→ Set task
Write out the listing in full, matching it word for word.
* START *
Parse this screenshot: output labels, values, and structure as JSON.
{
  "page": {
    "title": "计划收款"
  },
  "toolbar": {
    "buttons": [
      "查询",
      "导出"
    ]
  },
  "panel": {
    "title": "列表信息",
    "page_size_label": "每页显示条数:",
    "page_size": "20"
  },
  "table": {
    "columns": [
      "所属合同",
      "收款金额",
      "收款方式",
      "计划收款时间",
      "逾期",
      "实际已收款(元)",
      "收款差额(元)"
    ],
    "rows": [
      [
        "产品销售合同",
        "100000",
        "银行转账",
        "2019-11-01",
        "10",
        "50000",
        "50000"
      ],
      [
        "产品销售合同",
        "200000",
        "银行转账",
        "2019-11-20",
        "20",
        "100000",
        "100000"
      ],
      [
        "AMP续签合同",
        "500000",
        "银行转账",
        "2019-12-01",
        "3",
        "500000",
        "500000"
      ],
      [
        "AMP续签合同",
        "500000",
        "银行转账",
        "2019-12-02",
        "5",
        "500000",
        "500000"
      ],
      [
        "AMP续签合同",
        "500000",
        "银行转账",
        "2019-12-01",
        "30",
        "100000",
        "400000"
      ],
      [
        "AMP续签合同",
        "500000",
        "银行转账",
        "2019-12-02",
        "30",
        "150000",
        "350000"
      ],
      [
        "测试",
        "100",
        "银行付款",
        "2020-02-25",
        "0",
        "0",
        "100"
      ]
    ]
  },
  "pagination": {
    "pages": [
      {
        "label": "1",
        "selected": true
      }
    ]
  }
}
* END *
→ Reply to the exercise
Parse this screenshot: output labels, values, and structure as JSON.
{
  "page": {
    "title": "计划收款"
  },
  "toolbar": {
    "buttons": [
      "查询",
      "导出"
    ]
  },
  "panel": {
    "title": "列表信息",
    "page_size_label": "每页显示条数:",
    "page_size": "20"
  },
  "table": {
    "columns": [
      "所属合同",
      "收款金额",
      "收款方式",
      "计划收款时间",
      "逾期",
      "实际已收款(元)",
      "收款差额(元)"
    ],
    "rows": [
      [
        "产品销售合同",
        "100000",
        "银行转账",
        "2019-11-01",
        "10",
        "50000",
        "50000"
      ],
      [
        "产品销售合同",
        "200000",
        "银行转账",
        "2019-11-20",
        "20",
        "100000",
        "100000"
      ],
      [
        "AMP续签合同",
        "500000",
        "银行转账",
        "2019-12-01",
        "3",
        "500000",
        "500000"
      ],
      [
        "AMP续签合同",
        "500000",
        "银行转账",
        "2019-12-02",
        "5",
        "500000",
        "500000"
      ],
      [
        "AMP续签合同",
        "500000",
        "银行转账",
        "2019-12-01",
        "30",
        "100000",
        "400000"
      ],
      [
        "AMP续签合同",
        "500000",
        "银行转账",
        "2019-12-02",
        "30",
        "150000",
        "350000"
      ],
      [
        "测试",
        "100",
        "银行付款",
        "2020-02-25",
        "0",
        "0",
        "100"
      ]
    ]
  },
  "pagination": {
    "pages": [
      {
        "label": "1",
        "selected": true
      }
    ]
  }
}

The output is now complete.